[Element location listings]
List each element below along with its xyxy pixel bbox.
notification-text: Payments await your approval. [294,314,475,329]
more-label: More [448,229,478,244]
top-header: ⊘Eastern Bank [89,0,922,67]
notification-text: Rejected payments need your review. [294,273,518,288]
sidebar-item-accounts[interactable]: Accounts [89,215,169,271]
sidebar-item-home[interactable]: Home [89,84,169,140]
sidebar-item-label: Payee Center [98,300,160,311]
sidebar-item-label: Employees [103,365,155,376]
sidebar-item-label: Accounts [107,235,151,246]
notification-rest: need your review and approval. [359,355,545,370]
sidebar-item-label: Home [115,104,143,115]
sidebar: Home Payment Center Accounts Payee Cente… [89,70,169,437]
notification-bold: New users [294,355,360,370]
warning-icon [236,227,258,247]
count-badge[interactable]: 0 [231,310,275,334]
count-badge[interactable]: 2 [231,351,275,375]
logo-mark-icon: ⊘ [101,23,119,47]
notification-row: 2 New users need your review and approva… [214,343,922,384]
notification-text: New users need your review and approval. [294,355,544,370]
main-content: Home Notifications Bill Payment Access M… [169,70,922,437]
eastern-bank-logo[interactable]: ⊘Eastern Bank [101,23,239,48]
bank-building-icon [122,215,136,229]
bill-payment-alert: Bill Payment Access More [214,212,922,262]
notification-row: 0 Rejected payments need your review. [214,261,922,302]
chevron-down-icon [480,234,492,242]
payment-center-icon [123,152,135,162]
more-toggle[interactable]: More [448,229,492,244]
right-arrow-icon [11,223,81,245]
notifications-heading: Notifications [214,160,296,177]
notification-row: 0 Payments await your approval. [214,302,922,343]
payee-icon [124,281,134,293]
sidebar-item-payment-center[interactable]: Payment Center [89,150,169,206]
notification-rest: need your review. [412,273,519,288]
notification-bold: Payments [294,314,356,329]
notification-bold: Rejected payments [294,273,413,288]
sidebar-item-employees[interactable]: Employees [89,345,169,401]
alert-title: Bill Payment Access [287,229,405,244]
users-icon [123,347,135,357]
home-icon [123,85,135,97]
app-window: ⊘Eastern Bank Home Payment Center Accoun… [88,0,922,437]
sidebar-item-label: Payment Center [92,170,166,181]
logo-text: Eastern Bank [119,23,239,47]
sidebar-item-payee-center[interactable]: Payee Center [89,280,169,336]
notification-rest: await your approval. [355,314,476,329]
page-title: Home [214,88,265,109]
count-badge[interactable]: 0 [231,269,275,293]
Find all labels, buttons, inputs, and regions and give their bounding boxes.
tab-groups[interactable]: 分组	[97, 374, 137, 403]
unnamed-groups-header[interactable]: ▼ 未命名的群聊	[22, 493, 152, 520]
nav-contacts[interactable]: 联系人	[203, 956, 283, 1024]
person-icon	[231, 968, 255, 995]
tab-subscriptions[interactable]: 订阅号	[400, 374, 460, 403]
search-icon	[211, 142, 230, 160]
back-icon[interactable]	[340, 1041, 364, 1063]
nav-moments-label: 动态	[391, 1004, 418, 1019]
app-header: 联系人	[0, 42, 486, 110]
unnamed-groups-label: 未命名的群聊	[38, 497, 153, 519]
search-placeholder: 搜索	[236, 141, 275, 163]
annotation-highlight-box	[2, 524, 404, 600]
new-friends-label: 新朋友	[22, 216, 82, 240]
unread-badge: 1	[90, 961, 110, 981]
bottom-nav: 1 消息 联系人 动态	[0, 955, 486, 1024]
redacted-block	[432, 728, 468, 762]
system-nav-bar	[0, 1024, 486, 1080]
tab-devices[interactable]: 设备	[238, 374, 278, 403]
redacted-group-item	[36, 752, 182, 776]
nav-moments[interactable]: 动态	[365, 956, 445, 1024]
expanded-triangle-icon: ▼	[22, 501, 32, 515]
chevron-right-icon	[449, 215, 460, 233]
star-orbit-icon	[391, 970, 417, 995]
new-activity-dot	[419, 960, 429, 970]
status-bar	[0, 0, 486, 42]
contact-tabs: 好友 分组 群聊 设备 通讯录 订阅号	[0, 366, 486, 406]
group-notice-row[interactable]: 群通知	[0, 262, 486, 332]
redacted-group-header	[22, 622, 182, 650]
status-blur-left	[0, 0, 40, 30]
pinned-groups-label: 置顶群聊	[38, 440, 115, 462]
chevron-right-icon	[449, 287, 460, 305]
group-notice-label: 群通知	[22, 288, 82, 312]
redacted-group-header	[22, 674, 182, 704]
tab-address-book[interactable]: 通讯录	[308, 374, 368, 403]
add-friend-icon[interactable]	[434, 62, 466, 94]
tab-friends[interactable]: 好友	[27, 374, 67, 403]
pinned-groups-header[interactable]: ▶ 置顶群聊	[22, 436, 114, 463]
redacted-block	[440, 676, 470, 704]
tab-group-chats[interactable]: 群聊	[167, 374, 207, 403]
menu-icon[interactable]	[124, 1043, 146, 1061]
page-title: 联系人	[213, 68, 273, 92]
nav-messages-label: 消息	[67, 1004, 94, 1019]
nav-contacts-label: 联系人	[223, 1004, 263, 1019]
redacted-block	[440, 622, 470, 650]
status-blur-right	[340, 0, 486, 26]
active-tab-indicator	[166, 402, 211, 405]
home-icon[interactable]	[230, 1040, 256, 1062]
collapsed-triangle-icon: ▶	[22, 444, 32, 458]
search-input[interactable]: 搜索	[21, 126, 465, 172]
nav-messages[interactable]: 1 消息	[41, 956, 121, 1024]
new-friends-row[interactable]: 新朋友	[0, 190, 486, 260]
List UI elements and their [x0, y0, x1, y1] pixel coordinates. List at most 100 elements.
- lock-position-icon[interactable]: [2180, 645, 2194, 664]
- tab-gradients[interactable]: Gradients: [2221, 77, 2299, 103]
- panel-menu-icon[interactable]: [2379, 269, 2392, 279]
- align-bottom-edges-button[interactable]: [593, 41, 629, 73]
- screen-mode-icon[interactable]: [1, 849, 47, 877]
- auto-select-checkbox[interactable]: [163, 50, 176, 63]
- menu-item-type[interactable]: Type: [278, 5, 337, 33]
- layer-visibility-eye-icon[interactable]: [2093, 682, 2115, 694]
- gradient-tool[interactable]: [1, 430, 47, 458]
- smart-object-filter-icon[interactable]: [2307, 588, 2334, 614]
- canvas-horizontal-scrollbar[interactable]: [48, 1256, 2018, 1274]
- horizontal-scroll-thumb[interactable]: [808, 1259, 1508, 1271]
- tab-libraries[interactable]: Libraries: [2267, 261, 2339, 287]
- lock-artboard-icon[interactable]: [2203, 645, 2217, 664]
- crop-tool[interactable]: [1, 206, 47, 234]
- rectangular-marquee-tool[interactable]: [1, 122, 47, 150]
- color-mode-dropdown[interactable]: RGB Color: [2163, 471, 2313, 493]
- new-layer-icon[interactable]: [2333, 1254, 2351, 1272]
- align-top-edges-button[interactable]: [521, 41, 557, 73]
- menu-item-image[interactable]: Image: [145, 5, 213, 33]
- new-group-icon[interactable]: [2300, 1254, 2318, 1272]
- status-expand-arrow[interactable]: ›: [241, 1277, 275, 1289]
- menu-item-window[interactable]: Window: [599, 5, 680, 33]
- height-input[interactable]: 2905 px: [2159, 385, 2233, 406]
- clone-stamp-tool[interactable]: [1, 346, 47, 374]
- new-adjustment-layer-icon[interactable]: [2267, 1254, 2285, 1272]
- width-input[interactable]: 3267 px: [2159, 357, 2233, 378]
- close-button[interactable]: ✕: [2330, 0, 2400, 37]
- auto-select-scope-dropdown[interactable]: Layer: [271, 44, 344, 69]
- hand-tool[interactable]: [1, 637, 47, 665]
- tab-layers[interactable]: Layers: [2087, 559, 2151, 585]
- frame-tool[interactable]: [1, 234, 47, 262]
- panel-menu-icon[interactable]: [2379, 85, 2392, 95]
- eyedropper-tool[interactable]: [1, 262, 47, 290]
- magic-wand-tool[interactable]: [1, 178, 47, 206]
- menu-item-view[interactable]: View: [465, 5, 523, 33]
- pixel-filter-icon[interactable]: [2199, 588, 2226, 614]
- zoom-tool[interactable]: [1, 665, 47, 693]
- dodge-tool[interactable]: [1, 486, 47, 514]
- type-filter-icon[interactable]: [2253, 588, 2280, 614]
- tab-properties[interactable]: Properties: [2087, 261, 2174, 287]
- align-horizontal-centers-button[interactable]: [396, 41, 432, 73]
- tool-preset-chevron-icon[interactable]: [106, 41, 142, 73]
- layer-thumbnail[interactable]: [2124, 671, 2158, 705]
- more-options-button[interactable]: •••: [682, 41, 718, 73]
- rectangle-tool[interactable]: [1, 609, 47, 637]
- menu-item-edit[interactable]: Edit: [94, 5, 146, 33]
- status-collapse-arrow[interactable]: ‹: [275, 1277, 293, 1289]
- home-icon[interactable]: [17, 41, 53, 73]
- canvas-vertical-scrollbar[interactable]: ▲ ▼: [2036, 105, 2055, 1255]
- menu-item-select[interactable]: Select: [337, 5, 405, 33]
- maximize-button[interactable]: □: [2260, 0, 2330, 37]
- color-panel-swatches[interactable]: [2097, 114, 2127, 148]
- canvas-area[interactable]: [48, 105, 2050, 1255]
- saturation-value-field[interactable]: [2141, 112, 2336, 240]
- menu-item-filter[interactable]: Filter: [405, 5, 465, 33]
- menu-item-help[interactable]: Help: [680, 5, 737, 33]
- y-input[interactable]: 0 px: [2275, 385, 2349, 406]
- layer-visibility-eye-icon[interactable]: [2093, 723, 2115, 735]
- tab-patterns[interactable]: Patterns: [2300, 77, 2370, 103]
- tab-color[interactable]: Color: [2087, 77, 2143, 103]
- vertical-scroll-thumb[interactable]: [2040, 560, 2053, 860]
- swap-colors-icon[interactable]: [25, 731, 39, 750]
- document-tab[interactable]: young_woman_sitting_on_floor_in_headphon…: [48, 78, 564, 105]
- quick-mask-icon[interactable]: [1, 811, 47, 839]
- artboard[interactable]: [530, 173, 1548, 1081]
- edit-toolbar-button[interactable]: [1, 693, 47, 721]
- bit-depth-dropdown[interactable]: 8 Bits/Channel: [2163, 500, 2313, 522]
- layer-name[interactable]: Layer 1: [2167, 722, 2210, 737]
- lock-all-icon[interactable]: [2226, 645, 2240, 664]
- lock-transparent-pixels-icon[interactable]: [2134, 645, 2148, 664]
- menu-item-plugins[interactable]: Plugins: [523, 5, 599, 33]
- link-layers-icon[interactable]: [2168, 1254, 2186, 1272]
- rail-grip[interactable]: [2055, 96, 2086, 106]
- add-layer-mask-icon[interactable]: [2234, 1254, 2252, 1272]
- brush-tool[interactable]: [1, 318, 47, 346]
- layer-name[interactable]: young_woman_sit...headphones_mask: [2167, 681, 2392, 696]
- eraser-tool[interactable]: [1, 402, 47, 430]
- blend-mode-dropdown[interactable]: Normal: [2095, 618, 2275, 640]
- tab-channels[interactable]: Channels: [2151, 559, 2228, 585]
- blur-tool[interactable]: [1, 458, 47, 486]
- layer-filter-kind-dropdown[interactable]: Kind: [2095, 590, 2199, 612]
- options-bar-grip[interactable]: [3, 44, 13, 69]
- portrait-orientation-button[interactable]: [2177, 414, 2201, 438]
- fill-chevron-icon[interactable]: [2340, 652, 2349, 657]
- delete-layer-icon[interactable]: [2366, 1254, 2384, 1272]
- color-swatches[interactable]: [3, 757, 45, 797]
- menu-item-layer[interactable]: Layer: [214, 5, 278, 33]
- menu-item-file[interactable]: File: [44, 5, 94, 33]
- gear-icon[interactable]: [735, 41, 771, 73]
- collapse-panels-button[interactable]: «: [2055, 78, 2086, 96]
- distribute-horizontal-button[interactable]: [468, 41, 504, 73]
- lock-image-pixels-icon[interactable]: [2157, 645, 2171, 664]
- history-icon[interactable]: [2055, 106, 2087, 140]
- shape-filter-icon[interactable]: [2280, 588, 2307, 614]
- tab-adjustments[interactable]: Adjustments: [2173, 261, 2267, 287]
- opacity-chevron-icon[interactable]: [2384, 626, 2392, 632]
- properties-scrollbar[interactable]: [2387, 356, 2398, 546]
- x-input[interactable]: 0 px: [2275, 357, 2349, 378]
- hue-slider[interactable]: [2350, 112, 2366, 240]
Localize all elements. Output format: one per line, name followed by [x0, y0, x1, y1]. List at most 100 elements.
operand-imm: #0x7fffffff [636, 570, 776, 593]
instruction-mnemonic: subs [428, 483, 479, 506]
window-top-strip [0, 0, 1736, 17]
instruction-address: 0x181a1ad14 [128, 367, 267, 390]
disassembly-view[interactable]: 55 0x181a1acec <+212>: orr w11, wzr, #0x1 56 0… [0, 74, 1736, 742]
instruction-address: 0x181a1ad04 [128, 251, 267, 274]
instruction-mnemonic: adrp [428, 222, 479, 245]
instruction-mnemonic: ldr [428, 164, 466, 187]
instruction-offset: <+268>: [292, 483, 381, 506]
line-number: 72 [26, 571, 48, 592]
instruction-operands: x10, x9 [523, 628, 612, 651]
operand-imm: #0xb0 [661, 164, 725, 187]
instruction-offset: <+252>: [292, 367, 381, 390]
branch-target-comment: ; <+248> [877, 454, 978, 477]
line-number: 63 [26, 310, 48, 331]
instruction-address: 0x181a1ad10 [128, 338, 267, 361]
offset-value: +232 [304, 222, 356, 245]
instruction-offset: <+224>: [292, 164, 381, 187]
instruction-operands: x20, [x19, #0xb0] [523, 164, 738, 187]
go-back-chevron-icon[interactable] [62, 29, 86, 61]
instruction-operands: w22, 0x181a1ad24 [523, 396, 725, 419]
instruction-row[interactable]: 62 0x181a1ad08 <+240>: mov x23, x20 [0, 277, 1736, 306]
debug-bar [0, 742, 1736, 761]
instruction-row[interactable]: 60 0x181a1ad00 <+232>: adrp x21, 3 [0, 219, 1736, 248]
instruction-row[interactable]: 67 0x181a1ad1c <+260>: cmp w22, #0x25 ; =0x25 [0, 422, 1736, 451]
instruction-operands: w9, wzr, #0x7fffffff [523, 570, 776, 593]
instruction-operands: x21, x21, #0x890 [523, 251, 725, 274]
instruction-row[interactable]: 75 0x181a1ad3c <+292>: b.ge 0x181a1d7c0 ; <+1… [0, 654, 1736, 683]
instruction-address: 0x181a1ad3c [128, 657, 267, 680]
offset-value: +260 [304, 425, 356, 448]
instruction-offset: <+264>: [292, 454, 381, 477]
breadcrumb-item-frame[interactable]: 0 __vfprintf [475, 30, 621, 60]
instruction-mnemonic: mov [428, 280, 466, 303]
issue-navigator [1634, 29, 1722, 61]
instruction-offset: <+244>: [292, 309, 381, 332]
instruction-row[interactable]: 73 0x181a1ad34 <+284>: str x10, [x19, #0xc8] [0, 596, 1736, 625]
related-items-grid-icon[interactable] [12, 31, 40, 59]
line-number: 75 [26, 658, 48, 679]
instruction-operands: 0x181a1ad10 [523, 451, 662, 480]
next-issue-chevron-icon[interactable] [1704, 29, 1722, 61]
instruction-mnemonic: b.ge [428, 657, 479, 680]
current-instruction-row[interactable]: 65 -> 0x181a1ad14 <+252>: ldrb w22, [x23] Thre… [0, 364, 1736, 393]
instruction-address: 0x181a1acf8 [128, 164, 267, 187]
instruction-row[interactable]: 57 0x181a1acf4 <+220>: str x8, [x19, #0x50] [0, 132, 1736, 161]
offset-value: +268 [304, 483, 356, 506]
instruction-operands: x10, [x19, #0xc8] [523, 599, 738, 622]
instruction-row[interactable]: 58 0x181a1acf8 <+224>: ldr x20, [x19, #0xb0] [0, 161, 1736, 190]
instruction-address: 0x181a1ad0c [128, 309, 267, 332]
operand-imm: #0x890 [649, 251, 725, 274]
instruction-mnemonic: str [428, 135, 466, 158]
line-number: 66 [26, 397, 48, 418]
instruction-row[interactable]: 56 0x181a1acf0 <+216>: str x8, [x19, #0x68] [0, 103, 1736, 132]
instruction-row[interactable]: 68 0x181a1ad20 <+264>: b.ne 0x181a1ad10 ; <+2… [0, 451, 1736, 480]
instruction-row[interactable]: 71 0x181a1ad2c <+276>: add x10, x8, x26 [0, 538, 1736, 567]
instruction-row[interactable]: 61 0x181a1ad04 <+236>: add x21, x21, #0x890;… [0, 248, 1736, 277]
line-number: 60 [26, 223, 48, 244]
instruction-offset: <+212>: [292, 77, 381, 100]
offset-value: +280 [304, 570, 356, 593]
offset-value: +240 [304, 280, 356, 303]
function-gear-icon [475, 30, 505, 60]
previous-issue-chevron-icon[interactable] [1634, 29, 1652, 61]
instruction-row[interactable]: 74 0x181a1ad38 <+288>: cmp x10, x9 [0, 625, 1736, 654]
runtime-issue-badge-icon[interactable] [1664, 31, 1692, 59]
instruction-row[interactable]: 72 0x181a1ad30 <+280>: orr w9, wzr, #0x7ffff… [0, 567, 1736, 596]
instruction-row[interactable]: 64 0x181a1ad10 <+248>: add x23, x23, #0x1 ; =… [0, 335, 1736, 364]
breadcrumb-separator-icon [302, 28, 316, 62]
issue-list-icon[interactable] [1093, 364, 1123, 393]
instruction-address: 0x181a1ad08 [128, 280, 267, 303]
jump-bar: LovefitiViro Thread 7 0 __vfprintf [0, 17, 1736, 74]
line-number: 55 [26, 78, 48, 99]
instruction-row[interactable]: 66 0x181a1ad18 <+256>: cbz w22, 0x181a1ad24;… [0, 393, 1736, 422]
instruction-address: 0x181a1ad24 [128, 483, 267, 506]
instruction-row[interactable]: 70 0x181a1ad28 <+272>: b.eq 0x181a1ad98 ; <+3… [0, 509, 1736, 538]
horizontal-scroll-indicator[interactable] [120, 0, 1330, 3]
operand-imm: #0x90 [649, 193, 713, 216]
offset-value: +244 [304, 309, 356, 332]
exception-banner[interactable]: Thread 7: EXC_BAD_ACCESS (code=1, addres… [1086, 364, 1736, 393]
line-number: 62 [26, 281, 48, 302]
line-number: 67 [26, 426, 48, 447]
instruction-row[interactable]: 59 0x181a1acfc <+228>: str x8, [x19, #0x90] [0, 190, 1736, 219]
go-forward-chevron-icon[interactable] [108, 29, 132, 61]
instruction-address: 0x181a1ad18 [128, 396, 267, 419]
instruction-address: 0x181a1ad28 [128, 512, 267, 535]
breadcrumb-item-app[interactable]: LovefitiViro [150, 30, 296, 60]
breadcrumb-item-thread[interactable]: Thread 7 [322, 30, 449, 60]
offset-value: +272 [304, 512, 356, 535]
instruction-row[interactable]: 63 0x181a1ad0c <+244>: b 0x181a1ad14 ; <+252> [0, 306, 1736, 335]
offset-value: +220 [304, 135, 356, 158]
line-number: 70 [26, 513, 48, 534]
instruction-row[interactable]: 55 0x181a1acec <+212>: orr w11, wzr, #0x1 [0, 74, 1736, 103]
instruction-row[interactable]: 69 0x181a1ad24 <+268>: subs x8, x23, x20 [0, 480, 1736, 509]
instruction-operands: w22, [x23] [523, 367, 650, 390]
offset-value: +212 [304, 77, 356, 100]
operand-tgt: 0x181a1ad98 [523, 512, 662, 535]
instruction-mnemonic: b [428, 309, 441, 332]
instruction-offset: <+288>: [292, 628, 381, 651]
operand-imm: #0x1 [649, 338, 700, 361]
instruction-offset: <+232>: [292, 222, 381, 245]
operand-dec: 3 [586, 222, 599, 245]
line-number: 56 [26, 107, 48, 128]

▸ **WHAT THE TASK REQUIRES**: Rewrite the items from the first line through the line holding "sidebar-item-accounts[interactable]: Accounts [89,215,169,271]", inclusive, and swap "approval" for "sign-off". Keep everything else unchanged.

▸ **WRITTEN SOLUTION**:
List each element below along with its xyxy pixel bbox.
notification-text: Payments await your sign-off. [294,314,475,329]
more-label: More [448,229,478,244]
top-header: ⊘Eastern Bank [89,0,922,67]
notification-text: Rejected payments need your review. [294,273,518,288]
sidebar-item-accounts[interactable]: Accounts [89,215,169,271]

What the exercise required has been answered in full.